» PROBLEM STATEMENT: Images are excluded; otherwise, output every record exactly.

## START AVAILABLE RECORDS

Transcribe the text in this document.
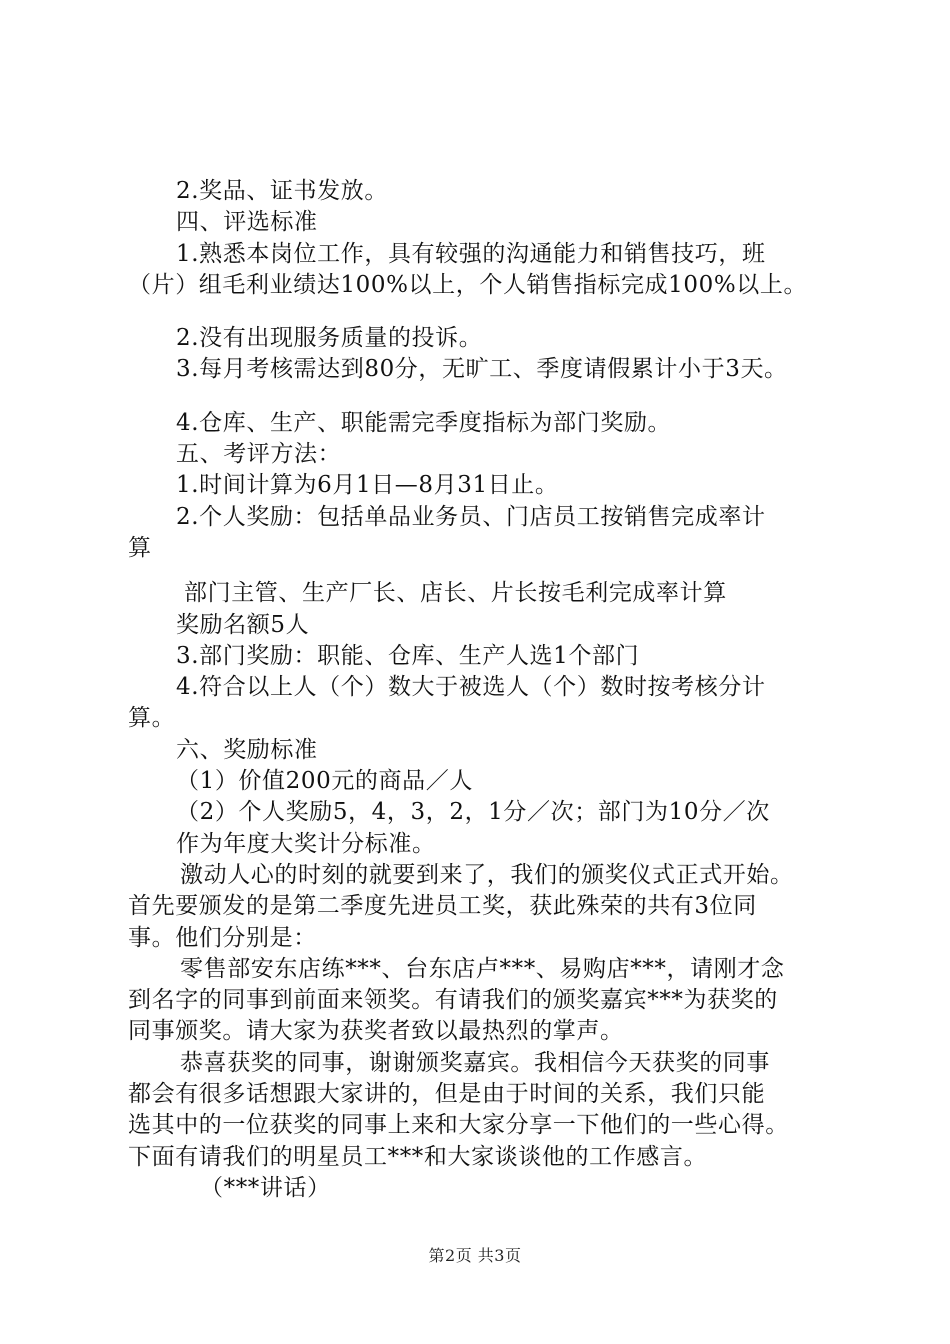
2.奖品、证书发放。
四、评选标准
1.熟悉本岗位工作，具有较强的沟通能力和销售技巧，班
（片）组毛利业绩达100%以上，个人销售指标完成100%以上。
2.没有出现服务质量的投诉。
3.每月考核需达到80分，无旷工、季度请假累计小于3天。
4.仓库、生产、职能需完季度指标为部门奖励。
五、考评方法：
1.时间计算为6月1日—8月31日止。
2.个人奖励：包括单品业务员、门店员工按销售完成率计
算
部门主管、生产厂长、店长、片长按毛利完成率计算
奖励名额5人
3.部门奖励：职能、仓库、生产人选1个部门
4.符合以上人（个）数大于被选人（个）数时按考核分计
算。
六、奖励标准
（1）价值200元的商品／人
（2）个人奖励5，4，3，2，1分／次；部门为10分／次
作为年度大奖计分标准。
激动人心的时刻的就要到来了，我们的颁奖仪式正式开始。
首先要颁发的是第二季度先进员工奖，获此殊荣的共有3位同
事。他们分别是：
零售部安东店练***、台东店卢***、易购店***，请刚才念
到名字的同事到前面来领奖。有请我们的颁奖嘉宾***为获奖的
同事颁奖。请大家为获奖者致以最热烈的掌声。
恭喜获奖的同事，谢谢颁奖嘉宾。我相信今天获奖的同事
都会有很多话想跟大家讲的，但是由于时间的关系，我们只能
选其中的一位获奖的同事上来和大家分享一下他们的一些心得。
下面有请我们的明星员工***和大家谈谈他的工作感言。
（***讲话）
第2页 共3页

## END AVAILABLE RECORDS

» WRITTEN SOLUTION:
Transcribe the text in this document.
2.奖品、证书发放。
四、评选标准
1.熟悉本岗位工作，具有较强的沟通能力和销售技巧，班
（片）组毛利业绩达100%以上，个人销售指标完成100%以上。
2.没有出现服务质量的投诉。
3.每月考核需达到80分，无旷工、季度请假累计小于3天。
4.仓库、生产、职能需完季度指标为部门奖励。
五、考评方法：
1.时间计算为6月1日—8月31日止。
2.个人奖励：包括单品业务员、门店员工按销售完成率计
算
部门主管、生产厂长、店长、片长按毛利完成率计算
奖励名额5人
3.部门奖励：职能、仓库、生产人选1个部门
4.符合以上人（个）数大于被选人（个）数时按考核分计
算。
六、奖励标准
（1）价值200元的商品／人
（2）个人奖励5，4，3，2，1分／次；部门为10分／次
作为年度大奖计分标准。
激动人心的时刻的就要到来了，我们的颁奖仪式正式开始。
首先要颁发的是第二季度先进员工奖，获此殊荣的共有3位同
事。他们分别是：
零售部安东店练***、台东店卢***、易购店***，请刚才念
到名字的同事到前面来领奖。有请我们的颁奖嘉宾***为获奖的
同事颁奖。请大家为获奖者致以最热烈的掌声。
恭喜获奖的同事，谢谢颁奖嘉宾。我相信今天获奖的同事
都会有很多话想跟大家讲的，但是由于时间的关系，我们只能
选其中的一位获奖的同事上来和大家分享一下他们的一些心得。
下面有请我们的明星员工***和大家谈谈他的工作感言。
（***讲话）
第2页 共3页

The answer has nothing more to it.